個性派揃いのホンダのステーションワゴンを振り返る
現在のステーションワゴン文化を日本に定着させたのは、間違いなくスバルと言って過言ではない。現在もレガシィツーリングワゴンから派生したSUVのアウトバックを販売していおり、アウトバックにつながるレガシィランカスターを1999年にデビューさせるなど、スバルが残した功績は大きい。ところが日本のステーションワゴンを振り返ると、意外とホンダ車も多いことに気が付く。今回取り上げるモデルはほとんどが販売終了モデルではあるが、一時期はワゴン王国を築き上げたホンダのステーションワゴンを振り返りたい。
スタイリングがセンセーショナルだった
「アコードエアロデッキ」
あえて時系列からは外れるが、スタイリングが印象的だったのが3代目アコードのエアロデッキだ。シビックの兄貴分として登場した初代アコードは、当初3ドアのハッチバックで登場。その後、4ドアセダンが追加されるわけだが、リトラクタブルヘッドライトが印象的な3代目アコードに設定されたエアロデッキは、洗練されたスタイリングが現在でも語り継がれるほど個性的なモデルであった。4代目アコードでは5ドアのアコードワゴンが設定され、90年代には空前のワゴンブームが日本で巻き起こる。

記録された情報:
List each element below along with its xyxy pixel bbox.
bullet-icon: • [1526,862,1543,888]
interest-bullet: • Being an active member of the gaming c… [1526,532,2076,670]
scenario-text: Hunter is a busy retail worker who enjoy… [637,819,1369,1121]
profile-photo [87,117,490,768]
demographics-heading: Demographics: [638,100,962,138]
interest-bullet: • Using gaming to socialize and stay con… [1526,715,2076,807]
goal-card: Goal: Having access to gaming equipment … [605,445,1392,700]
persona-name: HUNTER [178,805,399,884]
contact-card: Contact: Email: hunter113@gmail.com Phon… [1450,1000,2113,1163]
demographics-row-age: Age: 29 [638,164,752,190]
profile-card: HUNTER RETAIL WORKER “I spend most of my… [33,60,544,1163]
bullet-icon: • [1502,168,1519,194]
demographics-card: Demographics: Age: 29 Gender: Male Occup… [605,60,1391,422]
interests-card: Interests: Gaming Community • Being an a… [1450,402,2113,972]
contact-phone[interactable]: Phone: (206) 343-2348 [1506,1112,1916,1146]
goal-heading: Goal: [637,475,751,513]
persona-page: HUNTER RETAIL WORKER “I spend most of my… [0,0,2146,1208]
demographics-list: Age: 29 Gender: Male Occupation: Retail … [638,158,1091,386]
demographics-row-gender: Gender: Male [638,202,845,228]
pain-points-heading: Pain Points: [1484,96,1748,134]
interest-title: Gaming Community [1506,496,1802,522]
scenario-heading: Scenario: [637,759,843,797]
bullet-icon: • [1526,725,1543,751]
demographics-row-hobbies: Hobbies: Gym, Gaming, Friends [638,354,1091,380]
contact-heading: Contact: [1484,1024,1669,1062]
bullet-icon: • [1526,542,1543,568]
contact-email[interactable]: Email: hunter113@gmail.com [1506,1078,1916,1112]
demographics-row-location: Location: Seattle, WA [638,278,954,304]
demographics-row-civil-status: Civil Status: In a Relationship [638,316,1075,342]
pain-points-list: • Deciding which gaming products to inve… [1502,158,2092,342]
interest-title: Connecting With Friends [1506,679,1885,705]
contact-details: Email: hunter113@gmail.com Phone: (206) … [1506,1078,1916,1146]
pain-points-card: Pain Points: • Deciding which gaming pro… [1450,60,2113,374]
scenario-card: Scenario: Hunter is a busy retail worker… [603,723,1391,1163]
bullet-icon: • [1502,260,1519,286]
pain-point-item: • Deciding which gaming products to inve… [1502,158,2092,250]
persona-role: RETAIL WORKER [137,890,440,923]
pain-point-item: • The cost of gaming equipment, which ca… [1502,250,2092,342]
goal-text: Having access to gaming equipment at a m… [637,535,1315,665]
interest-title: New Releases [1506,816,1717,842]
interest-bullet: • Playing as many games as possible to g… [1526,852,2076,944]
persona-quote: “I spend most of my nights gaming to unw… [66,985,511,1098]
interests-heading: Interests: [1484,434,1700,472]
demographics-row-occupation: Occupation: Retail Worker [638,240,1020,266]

取り組む作業:
ホンダのステーションワゴンの文章の、「個性派揃いのホンダのステーションワゴンを振り返る」を含むところから「ションワゴンを振り返りたい。」まで書いて、そこで止めてください。その部分を一字も変えずにもう一度書いてください。 このデータは使わなくてもかまいません。

問題の答え:
個性派揃いのホンダのステーションワゴンを振り返る
現在のステーションワゴン文化を日本に定着させたのは、間違いなくスバルと言って過言ではない。現在もレガシィツーリングワゴンから派生したSUVのアウトバックを販売していおり、アウトバックにつながるレガシィランカスターを1999年にデビューさせるなど、スバルが残した功績は大きい。ところが日本のステーションワゴンを振り返ると、意外とホンダ車も多いことに気が付く。今回取り上げるモデルはほとんどが販売終了モデルではあるが、一時期はワゴン王国を築き上げたホンダのステーションワゴンを振り返りたい。